## Work required
State how many lines of the entries below hold the word "нельзя"; reply with nothing but the number.

## Supplied entries

══════════════════════════════

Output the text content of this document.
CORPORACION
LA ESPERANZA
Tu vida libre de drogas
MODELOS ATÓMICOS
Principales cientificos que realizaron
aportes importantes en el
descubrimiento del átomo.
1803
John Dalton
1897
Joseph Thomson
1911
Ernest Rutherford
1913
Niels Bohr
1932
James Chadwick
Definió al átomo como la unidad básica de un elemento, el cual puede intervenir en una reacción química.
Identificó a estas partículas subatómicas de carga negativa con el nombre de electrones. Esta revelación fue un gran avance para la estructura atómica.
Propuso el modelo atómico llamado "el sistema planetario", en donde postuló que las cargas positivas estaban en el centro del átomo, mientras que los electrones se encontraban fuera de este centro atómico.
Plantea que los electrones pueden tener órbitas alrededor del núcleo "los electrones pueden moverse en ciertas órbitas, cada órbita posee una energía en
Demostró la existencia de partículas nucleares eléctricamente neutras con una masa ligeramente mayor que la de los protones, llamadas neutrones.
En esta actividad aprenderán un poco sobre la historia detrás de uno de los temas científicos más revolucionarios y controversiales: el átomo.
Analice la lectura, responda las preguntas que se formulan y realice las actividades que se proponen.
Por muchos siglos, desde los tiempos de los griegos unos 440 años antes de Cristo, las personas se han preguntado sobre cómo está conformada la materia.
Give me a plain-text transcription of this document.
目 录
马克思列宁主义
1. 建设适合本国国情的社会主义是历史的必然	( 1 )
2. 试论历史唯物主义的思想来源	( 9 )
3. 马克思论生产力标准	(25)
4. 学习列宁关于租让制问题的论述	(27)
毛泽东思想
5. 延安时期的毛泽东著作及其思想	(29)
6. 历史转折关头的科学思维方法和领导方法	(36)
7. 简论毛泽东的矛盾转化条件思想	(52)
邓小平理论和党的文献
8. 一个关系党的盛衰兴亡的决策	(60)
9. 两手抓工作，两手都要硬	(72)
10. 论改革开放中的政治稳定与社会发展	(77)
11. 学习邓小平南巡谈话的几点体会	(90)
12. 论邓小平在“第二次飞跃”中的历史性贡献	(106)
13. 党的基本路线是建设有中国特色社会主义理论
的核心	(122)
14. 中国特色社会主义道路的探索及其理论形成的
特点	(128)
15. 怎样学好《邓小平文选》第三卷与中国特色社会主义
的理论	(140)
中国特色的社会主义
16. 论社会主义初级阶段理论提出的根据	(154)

══════════════════════════════

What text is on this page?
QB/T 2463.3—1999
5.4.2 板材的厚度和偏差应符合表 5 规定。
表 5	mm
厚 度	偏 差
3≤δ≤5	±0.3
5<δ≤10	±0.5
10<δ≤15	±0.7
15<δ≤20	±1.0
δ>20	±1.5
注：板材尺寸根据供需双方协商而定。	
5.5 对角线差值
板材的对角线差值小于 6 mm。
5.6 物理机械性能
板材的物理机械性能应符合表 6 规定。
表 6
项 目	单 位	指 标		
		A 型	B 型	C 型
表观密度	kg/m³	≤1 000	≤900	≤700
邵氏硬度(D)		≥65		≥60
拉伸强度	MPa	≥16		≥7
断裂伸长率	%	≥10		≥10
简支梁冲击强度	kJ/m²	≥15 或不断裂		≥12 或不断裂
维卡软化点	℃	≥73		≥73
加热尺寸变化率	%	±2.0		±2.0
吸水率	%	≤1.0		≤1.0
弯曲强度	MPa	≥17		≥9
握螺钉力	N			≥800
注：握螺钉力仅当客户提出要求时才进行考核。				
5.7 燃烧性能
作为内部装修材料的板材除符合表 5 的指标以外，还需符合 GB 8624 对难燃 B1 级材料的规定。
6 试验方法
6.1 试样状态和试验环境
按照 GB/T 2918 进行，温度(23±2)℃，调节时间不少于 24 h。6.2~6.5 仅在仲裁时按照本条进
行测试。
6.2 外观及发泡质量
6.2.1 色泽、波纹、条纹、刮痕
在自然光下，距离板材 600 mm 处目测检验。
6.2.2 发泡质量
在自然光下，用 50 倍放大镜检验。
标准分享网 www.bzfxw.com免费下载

══════════════════════════════

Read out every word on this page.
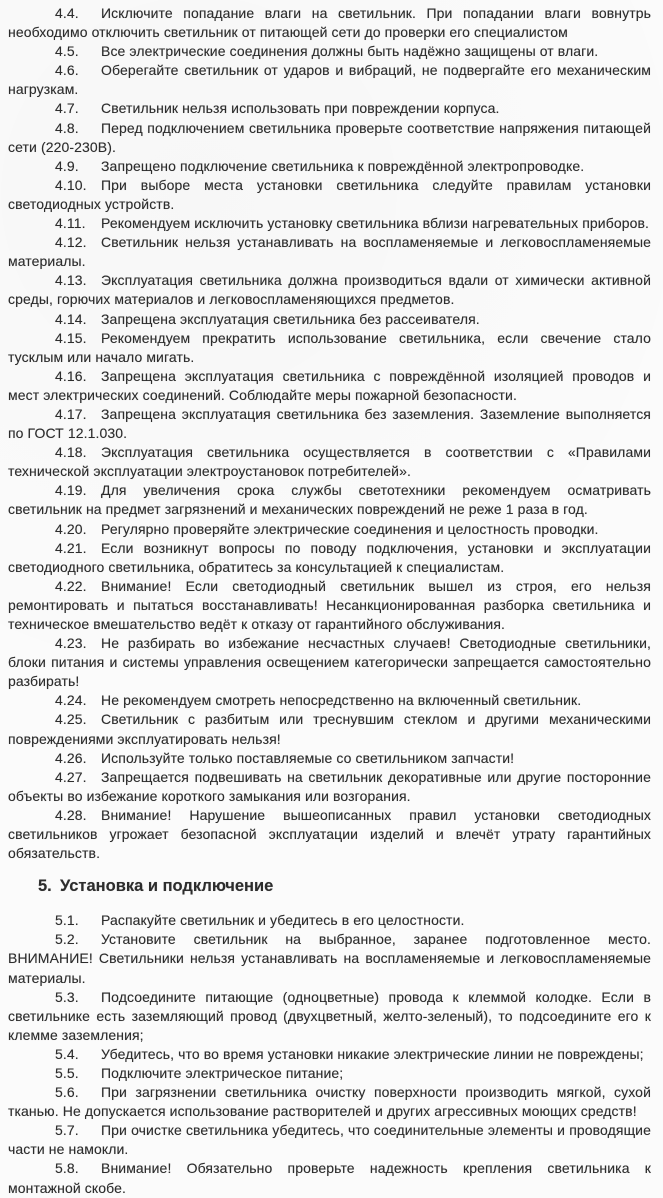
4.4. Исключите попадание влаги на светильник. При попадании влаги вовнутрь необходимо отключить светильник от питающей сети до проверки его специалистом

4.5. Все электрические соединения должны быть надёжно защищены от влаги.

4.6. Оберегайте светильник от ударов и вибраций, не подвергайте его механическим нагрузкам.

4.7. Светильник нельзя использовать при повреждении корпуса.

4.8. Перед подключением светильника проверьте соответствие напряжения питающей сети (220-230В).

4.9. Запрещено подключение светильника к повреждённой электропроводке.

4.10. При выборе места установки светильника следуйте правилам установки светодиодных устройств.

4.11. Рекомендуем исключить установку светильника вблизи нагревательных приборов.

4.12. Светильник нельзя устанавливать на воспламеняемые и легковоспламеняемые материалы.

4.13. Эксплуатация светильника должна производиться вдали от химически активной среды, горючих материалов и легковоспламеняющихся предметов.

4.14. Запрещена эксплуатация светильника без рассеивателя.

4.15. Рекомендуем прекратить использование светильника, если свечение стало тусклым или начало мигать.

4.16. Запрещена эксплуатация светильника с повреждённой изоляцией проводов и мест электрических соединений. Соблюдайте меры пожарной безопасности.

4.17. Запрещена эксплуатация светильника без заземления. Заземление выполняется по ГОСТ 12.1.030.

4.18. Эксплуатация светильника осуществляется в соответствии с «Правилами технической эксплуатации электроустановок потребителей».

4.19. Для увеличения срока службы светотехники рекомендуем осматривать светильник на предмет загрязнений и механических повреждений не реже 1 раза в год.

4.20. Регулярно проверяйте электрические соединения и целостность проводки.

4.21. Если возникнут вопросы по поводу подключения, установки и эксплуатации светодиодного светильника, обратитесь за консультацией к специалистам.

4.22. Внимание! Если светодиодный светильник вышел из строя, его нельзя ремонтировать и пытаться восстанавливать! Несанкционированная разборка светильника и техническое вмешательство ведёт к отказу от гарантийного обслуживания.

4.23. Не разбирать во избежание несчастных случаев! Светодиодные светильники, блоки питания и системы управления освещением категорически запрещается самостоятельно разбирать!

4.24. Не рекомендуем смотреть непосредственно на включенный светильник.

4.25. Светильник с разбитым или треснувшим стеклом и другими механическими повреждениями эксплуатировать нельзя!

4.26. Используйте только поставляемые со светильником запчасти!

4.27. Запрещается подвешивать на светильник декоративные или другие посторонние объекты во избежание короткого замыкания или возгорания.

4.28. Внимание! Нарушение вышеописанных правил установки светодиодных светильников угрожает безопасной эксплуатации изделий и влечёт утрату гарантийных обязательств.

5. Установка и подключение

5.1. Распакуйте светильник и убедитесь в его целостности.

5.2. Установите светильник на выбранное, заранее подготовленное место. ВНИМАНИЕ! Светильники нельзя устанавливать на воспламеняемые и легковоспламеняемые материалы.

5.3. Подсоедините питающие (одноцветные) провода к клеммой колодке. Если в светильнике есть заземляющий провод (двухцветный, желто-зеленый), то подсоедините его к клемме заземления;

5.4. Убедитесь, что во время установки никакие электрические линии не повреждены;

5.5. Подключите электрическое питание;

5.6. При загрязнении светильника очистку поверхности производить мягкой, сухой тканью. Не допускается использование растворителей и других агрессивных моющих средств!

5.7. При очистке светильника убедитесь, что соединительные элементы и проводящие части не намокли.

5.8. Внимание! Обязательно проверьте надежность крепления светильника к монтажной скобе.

══════════════════════════════

## Output
5